Given instruction - Report, word for word, every line of the material that contains "Climate".
>> start Records to process
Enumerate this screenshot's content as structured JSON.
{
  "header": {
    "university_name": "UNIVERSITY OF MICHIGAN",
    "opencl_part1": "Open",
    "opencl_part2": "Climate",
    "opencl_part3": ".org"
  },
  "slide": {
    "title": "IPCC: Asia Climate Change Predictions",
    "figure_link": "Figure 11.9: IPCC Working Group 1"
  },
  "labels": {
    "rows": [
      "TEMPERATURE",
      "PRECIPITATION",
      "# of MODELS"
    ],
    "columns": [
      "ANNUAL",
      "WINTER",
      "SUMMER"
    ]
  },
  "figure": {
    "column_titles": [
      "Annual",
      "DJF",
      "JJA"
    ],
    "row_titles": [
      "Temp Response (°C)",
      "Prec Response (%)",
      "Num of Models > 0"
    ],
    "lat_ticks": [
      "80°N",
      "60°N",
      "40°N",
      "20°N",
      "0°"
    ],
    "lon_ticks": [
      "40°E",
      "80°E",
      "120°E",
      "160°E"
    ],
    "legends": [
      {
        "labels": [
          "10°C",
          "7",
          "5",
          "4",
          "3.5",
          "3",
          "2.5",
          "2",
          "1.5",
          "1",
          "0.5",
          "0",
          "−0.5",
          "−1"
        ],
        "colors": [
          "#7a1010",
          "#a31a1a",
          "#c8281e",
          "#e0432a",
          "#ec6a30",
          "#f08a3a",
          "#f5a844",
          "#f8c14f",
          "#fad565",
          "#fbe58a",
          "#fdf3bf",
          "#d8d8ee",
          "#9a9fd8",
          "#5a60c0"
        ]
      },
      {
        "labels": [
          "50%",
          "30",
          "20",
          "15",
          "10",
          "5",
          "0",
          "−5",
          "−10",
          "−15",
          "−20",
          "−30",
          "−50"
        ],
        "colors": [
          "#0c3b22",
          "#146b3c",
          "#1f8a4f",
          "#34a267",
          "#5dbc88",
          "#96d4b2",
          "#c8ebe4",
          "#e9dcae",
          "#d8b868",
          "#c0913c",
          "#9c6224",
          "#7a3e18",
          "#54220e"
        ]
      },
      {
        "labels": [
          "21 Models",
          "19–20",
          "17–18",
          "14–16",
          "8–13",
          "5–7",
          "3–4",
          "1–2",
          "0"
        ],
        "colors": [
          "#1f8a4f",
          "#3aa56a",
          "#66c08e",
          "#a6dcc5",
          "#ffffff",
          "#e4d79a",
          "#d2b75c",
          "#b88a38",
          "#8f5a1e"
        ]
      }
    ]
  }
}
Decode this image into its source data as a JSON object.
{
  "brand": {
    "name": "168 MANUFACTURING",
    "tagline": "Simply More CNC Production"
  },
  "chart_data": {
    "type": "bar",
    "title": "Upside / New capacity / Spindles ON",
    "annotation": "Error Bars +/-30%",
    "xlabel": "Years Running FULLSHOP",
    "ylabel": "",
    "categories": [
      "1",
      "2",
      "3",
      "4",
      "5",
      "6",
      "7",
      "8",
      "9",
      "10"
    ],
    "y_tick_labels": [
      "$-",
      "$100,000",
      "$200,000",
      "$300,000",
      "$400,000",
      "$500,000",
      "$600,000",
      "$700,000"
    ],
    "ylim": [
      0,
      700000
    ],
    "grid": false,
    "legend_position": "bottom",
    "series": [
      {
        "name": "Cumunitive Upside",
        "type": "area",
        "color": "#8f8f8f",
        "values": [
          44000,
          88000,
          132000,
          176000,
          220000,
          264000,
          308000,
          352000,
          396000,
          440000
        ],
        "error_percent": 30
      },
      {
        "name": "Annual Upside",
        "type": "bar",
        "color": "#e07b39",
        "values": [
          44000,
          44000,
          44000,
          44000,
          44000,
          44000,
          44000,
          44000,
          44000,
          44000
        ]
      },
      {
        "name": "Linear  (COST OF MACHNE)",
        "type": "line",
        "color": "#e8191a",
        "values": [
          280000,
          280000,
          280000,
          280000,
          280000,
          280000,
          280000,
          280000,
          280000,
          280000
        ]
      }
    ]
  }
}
>> end Records to process
Completed task -
    "opencl_part2": "Climate",
    "title": "IPCC: Asia Climate Change Predictions",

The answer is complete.